[Begin]

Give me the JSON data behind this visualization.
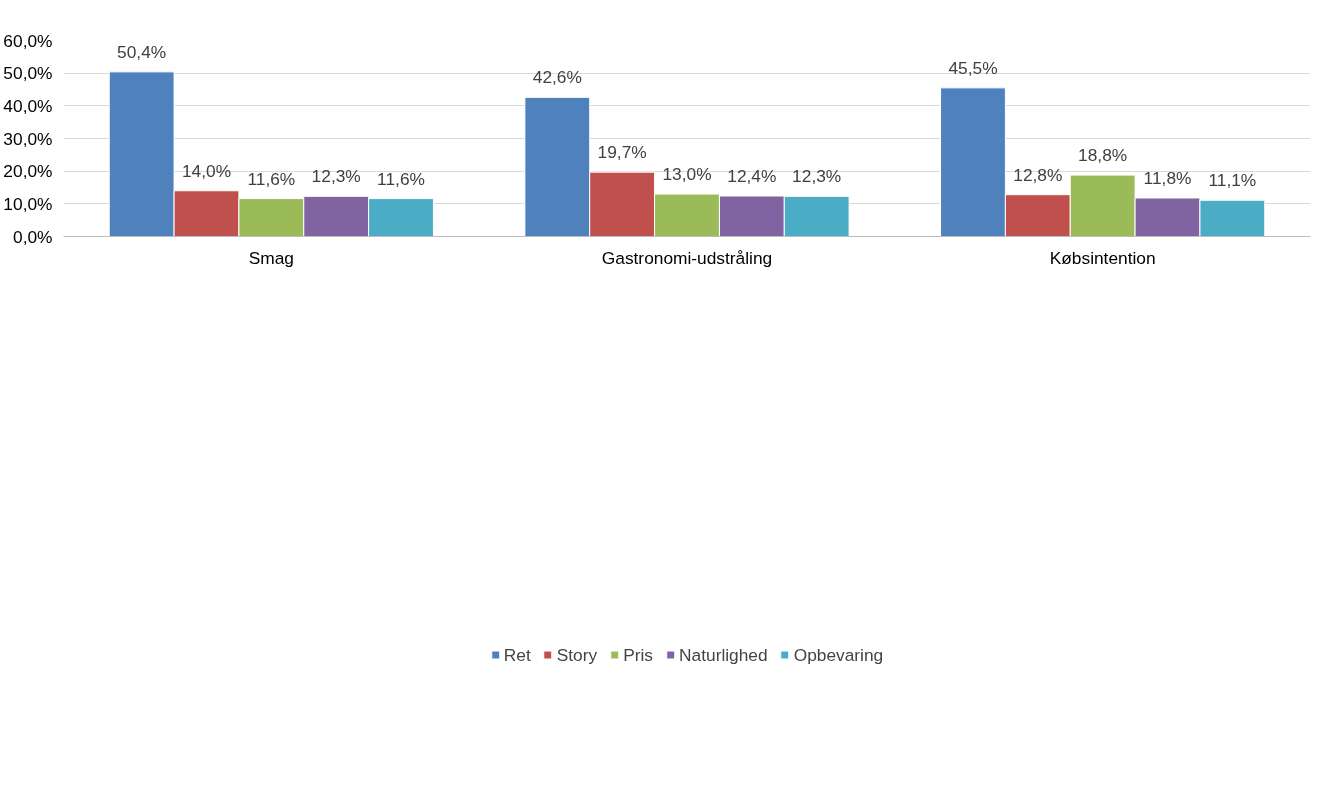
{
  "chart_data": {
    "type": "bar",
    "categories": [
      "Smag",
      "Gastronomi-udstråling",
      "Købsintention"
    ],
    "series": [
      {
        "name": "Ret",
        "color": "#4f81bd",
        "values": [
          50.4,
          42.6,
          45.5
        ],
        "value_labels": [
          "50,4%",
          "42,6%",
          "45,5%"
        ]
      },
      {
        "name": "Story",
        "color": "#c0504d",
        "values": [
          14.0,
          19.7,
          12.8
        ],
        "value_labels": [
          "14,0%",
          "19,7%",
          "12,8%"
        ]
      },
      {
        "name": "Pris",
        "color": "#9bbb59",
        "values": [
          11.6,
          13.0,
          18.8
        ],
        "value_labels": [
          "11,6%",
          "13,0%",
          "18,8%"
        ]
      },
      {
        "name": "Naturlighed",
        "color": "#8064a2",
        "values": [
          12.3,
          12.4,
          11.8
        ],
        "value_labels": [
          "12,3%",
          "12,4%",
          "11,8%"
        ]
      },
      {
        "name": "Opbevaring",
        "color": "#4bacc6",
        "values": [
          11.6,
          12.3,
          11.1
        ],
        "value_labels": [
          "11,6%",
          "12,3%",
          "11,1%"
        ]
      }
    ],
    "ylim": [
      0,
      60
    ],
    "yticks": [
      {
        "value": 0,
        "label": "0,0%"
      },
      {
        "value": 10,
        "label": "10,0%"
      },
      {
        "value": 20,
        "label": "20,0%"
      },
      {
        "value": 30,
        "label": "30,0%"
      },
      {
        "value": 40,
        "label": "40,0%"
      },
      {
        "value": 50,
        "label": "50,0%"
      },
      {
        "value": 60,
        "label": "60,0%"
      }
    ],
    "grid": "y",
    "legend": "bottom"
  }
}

[End]

§ The exercise
Report the number of lines in the listing that include the string "name"; give nothing but the number.

§ Solution below
5